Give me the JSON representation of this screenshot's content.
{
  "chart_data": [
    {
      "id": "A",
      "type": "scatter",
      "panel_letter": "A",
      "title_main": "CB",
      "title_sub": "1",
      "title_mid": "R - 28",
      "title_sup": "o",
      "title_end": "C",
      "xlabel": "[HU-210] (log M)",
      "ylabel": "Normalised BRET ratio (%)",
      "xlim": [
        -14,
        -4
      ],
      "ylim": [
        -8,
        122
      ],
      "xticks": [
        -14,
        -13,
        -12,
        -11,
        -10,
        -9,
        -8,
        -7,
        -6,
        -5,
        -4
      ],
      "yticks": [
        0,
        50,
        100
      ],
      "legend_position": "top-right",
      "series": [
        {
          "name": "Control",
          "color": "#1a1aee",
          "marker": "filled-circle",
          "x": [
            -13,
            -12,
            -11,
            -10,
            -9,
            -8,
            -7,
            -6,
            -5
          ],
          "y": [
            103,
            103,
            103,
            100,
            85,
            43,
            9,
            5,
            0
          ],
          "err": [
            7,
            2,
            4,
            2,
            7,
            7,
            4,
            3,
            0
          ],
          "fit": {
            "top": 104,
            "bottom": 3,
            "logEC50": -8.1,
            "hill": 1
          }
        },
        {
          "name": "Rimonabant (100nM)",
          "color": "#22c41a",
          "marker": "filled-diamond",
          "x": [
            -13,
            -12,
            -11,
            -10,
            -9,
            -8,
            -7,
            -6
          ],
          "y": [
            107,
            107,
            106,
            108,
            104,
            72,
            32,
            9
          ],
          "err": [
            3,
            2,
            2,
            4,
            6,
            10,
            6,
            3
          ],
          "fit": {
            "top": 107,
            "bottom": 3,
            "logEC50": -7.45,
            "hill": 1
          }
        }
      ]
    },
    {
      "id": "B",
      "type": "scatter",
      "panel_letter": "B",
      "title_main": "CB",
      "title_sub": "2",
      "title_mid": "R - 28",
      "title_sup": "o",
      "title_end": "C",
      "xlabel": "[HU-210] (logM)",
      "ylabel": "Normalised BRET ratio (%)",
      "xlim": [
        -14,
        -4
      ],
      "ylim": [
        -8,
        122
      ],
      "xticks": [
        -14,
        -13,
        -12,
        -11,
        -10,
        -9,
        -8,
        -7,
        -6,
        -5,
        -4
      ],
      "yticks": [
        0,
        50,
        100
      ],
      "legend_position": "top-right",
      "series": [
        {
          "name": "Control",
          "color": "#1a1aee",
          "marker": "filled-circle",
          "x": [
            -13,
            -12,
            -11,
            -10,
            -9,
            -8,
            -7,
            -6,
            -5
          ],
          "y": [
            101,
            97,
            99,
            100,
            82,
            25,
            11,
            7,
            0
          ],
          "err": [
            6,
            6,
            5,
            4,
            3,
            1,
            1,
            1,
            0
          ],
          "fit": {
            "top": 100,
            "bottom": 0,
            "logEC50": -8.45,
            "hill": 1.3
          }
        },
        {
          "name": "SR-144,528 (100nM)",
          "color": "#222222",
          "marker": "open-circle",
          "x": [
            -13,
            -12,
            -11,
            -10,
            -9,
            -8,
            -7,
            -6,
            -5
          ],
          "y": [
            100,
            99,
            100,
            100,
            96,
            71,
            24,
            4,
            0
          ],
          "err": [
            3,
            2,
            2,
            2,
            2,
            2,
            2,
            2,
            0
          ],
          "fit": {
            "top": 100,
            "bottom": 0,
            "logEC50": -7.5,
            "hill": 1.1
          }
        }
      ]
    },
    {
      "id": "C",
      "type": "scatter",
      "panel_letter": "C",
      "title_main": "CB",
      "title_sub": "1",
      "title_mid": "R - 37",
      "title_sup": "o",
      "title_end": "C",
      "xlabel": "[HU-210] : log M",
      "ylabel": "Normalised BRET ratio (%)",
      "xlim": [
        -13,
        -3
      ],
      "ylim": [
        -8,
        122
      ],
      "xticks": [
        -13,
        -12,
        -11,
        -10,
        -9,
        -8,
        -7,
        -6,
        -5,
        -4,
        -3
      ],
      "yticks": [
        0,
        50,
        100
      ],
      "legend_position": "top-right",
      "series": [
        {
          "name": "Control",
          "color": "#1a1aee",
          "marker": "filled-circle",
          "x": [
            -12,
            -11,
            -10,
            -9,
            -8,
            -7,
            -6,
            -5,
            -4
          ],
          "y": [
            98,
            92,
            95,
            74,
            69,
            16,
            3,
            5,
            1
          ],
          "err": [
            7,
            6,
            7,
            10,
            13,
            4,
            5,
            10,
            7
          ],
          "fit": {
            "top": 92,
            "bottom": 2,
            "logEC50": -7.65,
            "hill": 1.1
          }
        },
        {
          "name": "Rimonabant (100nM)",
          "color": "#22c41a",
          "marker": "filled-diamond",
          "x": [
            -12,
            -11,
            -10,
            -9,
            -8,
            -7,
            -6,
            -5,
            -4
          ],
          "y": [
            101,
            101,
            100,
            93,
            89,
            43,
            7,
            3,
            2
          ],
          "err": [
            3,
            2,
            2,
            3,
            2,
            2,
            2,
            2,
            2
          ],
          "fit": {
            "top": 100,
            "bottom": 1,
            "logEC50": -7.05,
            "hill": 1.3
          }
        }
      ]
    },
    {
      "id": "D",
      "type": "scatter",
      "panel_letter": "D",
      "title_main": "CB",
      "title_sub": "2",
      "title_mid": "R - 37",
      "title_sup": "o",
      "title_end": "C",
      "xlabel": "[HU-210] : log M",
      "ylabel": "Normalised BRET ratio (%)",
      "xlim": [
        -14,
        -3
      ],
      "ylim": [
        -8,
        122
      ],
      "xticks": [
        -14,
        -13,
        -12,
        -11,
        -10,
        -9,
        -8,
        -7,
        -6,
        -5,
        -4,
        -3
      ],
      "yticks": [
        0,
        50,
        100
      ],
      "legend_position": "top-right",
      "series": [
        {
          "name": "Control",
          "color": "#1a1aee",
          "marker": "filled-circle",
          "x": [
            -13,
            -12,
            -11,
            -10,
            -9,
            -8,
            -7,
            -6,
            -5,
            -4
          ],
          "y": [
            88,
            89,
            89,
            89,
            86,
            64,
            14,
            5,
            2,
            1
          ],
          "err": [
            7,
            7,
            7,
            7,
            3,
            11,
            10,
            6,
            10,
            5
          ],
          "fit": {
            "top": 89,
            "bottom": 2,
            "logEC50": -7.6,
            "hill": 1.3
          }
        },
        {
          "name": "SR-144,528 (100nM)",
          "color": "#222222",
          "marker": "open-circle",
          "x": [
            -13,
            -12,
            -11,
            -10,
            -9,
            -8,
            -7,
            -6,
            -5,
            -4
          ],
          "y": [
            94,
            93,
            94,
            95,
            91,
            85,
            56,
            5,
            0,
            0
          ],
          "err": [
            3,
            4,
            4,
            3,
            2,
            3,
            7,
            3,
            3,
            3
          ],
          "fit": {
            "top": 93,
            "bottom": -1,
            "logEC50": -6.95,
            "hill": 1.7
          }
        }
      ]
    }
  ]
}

--

# What is asked
Repeat every entry exactly, please.

# Reply
Give me the JSON representation of this screenshot's content.
{
  "chart_data": [
    {
      "id": "A",
      "type": "scatter",
      "panel_letter": "A",
      "title_main": "CB",
      "title_sub": "1",
      "title_mid": "R - 28",
      "title_sup": "o",
      "title_end": "C",
      "xlabel": "[HU-210] (log M)",
      "ylabel": "Normalised BRET ratio (%)",
      "xlim": [
        -14,
        -4
      ],
      "ylim": [
        -8,
        122
      ],
      "xticks": [
        -14,
        -13,
        -12,
        -11,
        -10,
        -9,
        -8,
        -7,
        -6,
        -5,
        -4
      ],
      "yticks": [
        0,
        50,
        100
      ],
      "legend_position": "top-right",
      "series": [
        {
          "name": "Control",
          "color": "#1a1aee",
          "marker": "filled-circle",
          "x": [
            -13,
            -12,
            -11,
            -10,
            -9,
            -8,
            -7,
            -6,
            -5
          ],
          "y": [
            103,
            103,
            103,
            100,
            85,
            43,
            9,
            5,
            0
          ],
          "err": [
            7,
            2,
            4,
            2,
            7,
            7,
            4,
            3,
            0
          ],
          "fit": {
            "top": 104,
            "bottom": 3,
            "logEC50": -8.1,
            "hill": 1
          }
        },
        {
          "name": "Rimonabant (100nM)",
          "color": "#22c41a",
          "marker": "filled-diamond",
          "x": [
            -13,
            -12,
            -11,
            -10,
            -9,
            -8,
            -7,
            -6
          ],
          "y": [
            107,
            107,
            106,
            108,
            104,
            72,
            32,
            9
          ],
          "err": [
            3,
            2,
            2,
            4,
            6,
            10,
            6,
            3
          ],
          "fit": {
            "top": 107,
            "bottom": 3,
            "logEC50": -7.45,
            "hill": 1
          }
        }
      ]
    },
    {
      "id": "B",
      "type": "scatter",
      "panel_letter": "B",
      "title_main": "CB",
      "title_sub": "2",
      "title_mid": "R - 28",
      "title_sup": "o",
      "title_end": "C",
      "xlabel": "[HU-210] (logM)",
      "ylabel": "Normalised BRET ratio (%)",
      "xlim": [
        -14,
        -4
      ],
      "ylim": [
        -8,
        122
      ],
      "xticks": [
        -14,
        -13,
        -12,
        -11,
        -10,
        -9,
        -8,
        -7,
        -6,
        -5,
        -4
      ],
      "yticks": [
        0,
        50,
        100
      ],
      "legend_position": "top-right",
      "series": [
        {
          "name": "Control",
          "color": "#1a1aee",
          "marker": "filled-circle",
          "x": [
            -13,
            -12,
            -11,
            -10,
            -9,
            -8,
            -7,
            -6,
            -5
          ],
          "y": [
            101,
            97,
            99,
            100,
            82,
            25,
            11,
            7,
            0
          ],
          "err": [
            6,
            6,
            5,
            4,
            3,
            1,
            1,
            1,
            0
          ],
          "fit": {
            "top": 100,
            "bottom": 0,
            "logEC50": -8.45,
            "hill": 1.3
          }
        },
        {
          "name": "SR-144,528 (100nM)",
          "color": "#222222",
          "marker": "open-circle",
          "x": [
            -13,
            -12,
            -11,
            -10,
            -9,
            -8,
            -7,
            -6,
            -5
          ],
          "y": [
            100,
            99,
            100,
            100,
            96,
            71,
            24,
            4,
            0
          ],
          "err": [
            3,
            2,
            2,
            2,
            2,
            2,
            2,
            2,
            0
          ],
          "fit": {
            "top": 100,
            "bottom": 0,
            "logEC50": -7.5,
            "hill": 1.1
          }
        }
      ]
    },
    {
      "id": "C",
      "type": "scatter",
      "panel_letter": "C",
      "title_main": "CB",
      "title_sub": "1",
      "title_mid": "R - 37",
      "title_sup": "o",
      "title_end": "C",
      "xlabel": "[HU-210] : log M",
      "ylabel": "Normalised BRET ratio (%)",
      "xlim": [
        -13,
        -3
      ],
      "ylim": [
        -8,
        122
      ],
      "xticks": [
        -13,
        -12,
        -11,
        -10,
        -9,
        -8,
        -7,
        -6,
        -5,
        -4,
        -3
      ],
      "yticks": [
        0,
        50,
        100
      ],
      "legend_position": "top-right",
      "series": [
        {
          "name": "Control",
          "color": "#1a1aee",
          "marker": "filled-circle",
          "x": [
            -12,
            -11,
            -10,
            -9,
            -8,
            -7,
            -6,
            -5,
            -4
          ],
          "y": [
            98,
            92,
            95,
            74,
            69,
            16,
            3,
            5,
            1
          ],
          "err": [
            7,
            6,
            7,
            10,
            13,
            4,
            5,
            10,
            7
          ],
          "fit": {
            "top": 92,
            "bottom": 2,
            "logEC50": -7.65,
            "hill": 1.1
          }
        },
        {
          "name": "Rimonabant (100nM)",
          "color": "#22c41a",
          "marker": "filled-diamond",
          "x": [
            -12,
            -11,
            -10,
            -9,
            -8,
            -7,
            -6,
            -5,
            -4
          ],
          "y": [
            101,
            101,
            100,
            93,
            89,
            43,
            7,
            3,
            2
          ],
          "err": [
            3,
            2,
            2,
            3,
            2,
            2,
            2,
            2,
            2
          ],
          "fit": {
            "top": 100,
            "bottom": 1,
            "logEC50": -7.05,
            "hill": 1.3
          }
        }
      ]
    },
    {
      "id": "D",
      "type": "scatter",
      "panel_letter": "D",
      "title_main": "CB",
      "title_sub": "2",
      "title_mid": "R - 37",
      "title_sup": "o",
      "title_end": "C",
      "xlabel": "[HU-210] : log M",
      "ylabel": "Normalised BRET ratio (%)",
      "xlim": [
        -14,
        -3
      ],
      "ylim": [
        -8,
        122
      ],
      "xticks": [
        -14,
        -13,
        -12,
        -11,
        -10,
        -9,
        -8,
        -7,
        -6,
        -5,
        -4,
        -3
      ],
      "yticks": [
        0,
        50,
        100
      ],
      "legend_position": "top-right",
      "series": [
        {
          "name": "Control",
          "color": "#1a1aee",
          "marker": "filled-circle",
          "x": [
            -13,
            -12,
            -11,
            -10,
            -9,
            -8,
            -7,
            -6,
            -5,
            -4
          ],
          "y": [
            88,
            89,
            89,
            89,
            86,
            64,
            14,
            5,
            2,
            1
          ],
          "err": [
            7,
            7,
            7,
            7,
            3,
            11,
            10,
            6,
            10,
            5
          ],
          "fit": {
            "top": 89,
            "bottom": 2,
            "logEC50": -7.6,
            "hill": 1.3
          }
        },
        {
          "name": "SR-144,528 (100nM)",
          "color": "#222222",
          "marker": "open-circle",
          "x": [
            -13,
            -12,
            -11,
            -10,
            -9,
            -8,
            -7,
            -6,
            -5,
            -4
          ],
          "y": [
            94,
            93,
            94,
            95,
            91,
            85,
            56,
            5,
            0,
            0
          ],
          "err": [
            3,
            4,
            4,
            3,
            2,
            3,
            7,
            3,
            3,
            3
          ],
          "fit": {
            "top": 93,
            "bottom": -1,
            "logEC50": -6.95,
            "hill": 1.7
          }
        }
      ]
    }
  ]
}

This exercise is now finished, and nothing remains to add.